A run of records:
______________________________
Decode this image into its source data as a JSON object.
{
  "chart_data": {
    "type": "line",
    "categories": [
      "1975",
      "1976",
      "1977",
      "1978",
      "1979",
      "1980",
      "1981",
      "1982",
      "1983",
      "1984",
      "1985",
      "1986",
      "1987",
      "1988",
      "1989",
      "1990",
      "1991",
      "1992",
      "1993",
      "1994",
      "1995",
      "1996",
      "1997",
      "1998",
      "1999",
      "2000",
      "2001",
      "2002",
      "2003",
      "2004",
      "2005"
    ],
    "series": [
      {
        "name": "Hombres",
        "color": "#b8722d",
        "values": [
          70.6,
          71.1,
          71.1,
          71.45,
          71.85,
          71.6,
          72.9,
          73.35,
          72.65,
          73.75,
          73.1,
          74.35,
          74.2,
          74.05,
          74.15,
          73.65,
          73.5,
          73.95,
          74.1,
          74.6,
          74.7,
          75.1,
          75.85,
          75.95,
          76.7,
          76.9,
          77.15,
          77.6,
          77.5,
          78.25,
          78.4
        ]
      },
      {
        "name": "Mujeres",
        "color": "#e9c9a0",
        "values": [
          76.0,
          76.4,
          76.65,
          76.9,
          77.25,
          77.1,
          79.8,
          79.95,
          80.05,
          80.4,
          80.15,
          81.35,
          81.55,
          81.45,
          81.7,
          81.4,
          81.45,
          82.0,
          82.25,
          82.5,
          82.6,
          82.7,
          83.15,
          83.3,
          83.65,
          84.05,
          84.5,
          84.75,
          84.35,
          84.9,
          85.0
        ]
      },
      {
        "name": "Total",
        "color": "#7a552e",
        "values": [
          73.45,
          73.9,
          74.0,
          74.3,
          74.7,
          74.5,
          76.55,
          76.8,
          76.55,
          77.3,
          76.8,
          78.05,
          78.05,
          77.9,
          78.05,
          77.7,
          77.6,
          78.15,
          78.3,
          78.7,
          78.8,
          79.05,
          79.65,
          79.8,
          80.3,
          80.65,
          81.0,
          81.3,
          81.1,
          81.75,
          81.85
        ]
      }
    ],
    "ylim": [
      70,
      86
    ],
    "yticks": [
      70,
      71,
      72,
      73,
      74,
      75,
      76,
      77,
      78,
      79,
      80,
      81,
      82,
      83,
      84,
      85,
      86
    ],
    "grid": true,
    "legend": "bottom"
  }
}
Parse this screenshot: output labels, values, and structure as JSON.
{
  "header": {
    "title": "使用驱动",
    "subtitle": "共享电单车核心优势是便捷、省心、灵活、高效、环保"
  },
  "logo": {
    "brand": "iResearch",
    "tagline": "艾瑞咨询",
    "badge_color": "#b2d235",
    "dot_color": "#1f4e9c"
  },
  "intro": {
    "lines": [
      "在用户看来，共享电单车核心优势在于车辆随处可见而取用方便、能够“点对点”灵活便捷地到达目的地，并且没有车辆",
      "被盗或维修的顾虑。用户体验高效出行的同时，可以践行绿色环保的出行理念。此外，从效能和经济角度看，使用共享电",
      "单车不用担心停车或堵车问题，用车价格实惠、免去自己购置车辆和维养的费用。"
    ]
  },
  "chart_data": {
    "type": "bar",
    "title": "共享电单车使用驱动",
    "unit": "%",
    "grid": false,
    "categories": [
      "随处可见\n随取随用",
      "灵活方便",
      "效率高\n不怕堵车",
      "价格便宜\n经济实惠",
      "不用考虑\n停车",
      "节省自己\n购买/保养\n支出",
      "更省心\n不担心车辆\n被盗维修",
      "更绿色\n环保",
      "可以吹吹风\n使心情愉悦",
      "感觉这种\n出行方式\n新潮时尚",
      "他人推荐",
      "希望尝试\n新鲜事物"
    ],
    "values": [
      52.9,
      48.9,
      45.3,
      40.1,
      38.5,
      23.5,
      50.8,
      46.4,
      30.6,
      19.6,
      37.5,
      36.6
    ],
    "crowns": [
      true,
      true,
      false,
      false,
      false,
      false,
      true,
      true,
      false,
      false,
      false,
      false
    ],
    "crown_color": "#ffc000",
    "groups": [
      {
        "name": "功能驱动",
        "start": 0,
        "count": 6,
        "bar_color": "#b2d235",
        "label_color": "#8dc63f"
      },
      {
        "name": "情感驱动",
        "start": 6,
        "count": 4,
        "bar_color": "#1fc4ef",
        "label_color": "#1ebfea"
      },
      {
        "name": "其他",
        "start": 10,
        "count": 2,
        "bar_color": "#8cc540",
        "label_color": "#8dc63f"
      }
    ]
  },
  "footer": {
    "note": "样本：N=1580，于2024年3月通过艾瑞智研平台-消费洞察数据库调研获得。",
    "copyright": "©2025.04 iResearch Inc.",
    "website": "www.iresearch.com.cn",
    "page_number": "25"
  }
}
______________________________
* [SET TASK]: Print every line of the records exactly. Omit nothing.

* [REPLY TO THE TASK]:
Decode this image into its source data as a JSON object.
{
  "chart_data": {
    "type": "line",
    "categories": [
      "1975",
      "1976",
      "1977",
      "1978",
      "1979",
      "1980",
      "1981",
      "1982",
      "1983",
      "1984",
      "1985",
      "1986",
      "1987",
      "1988",
      "1989",
      "1990",
      "1991",
      "1992",
      "1993",
      "1994",
      "1995",
      "1996",
      "1997",
      "1998",
      "1999",
      "2000",
      "2001",
      "2002",
      "2003",
      "2004",
      "2005"
    ],
    "series": [
      {
        "name": "Hombres",
        "color": "#b8722d",
        "values": [
          70.6,
          71.1,
          71.1,
          71.45,
          71.85,
          71.6,
          72.9,
          73.35,
          72.65,
          73.75,
          73.1,
          74.35,
          74.2,
          74.05,
          74.15,
          73.65,
          73.5,
          73.95,
          74.1,
          74.6,
          74.7,
          75.1,
          75.85,
          75.95,
          76.7,
          76.9,
          77.15,
          77.6,
          77.5,
          78.25,
          78.4
        ]
      },
      {
        "name": "Mujeres",
        "color": "#e9c9a0",
        "values": [
          76.0,
          76.4,
          76.65,
          76.9,
          77.25,
          77.1,
          79.8,
          79.95,
          80.05,
          80.4,
          80.15,
          81.35,
          81.55,
          81.45,
          81.7,
          81.4,
          81.45,
          82.0,
          82.25,
          82.5,
          82.6,
          82.7,
          83.15,
          83.3,
          83.65,
          84.05,
          84.5,
          84.75,
          84.35,
          84.9,
          85.0
        ]
      },
      {
        "name": "Total",
        "color": "#7a552e",
        "values": [
          73.45,
          73.9,
          74.0,
          74.3,
          74.7,
          74.5,
          76.55,
          76.8,
          76.55,
          77.3,
          76.8,
          78.05,
          78.05,
          77.9,
          78.05,
          77.7,
          77.6,
          78.15,
          78.3,
          78.7,
          78.8,
          79.05,
          79.65,
          79.8,
          80.3,
          80.65,
          81.0,
          81.3,
          81.1,
          81.75,
          81.85
        ]
      }
    ],
    "ylim": [
      70,
      86
    ],
    "yticks": [
      70,
      71,
      72,
      73,
      74,
      75,
      76,
      77,
      78,
      79,
      80,
      81,
      82,
      83,
      84,
      85,
      86
    ],
    "grid": true,
    "legend": "bottom"
  }
}
Parse this screenshot: output labels, values, and structure as JSON.
{
  "header": {
    "title": "使用驱动",
    "subtitle": "共享电单车核心优势是便捷、省心、灵活、高效、环保"
  },
  "logo": {
    "brand": "iResearch",
    "tagline": "艾瑞咨询",
    "badge_color": "#b2d235",
    "dot_color": "#1f4e9c"
  },
  "intro": {
    "lines": [
      "在用户看来，共享电单车核心优势在于车辆随处可见而取用方便、能够“点对点”灵活便捷地到达目的地，并且没有车辆",
      "被盗或维修的顾虑。用户体验高效出行的同时，可以践行绿色环保的出行理念。此外，从效能和经济角度看，使用共享电",
      "单车不用担心停车或堵车问题，用车价格实惠、免去自己购置车辆和维养的费用。"
    ]
  },
  "chart_data": {
    "type": "bar",
    "title": "共享电单车使用驱动",
    "unit": "%",
    "grid": false,
    "categories": [
      "随处可见\n随取随用",
      "灵活方便",
      "效率高\n不怕堵车",
      "价格便宜\n经济实惠",
      "不用考虑\n停车",
      "节省自己\n购买/保养\n支出",
      "更省心\n不担心车辆\n被盗维修",
      "更绿色\n环保",
      "可以吹吹风\n使心情愉悦",
      "感觉这种\n出行方式\n新潮时尚",
      "他人推荐",
      "希望尝试\n新鲜事物"
    ],
    "values": [
      52.9,
      48.9,
      45.3,
      40.1,
      38.5,
      23.5,
      50.8,
      46.4,
      30.6,
      19.6,
      37.5,
      36.6
    ],
    "crowns": [
      true,
      true,
      false,
      false,
      false,
      false,
      true,
      true,
      false,
      false,
      false,
      false
    ],
    "crown_color": "#ffc000",
    "groups": [
      {
        "name": "功能驱动",
        "start": 0,
        "count": 6,
        "bar_color": "#b2d235",
        "label_color": "#8dc63f"
      },
      {
        "name": "情感驱动",
        "start": 6,
        "count": 4,
        "bar_color": "#1fc4ef",
        "label_color": "#1ebfea"
      },
      {
        "name": "其他",
        "start": 10,
        "count": 2,
        "bar_color": "#8cc540",
        "label_color": "#8dc63f"
      }
    ]
  },
  "footer": {
    "note": "样本：N=1580，于2024年3月通过艾瑞智研平台-消费洞察数据库调研获得。",
    "copyright": "©2025.04 iResearch Inc.",
    "website": "www.iresearch.com.cn",
    "page_number": "25"
  }
}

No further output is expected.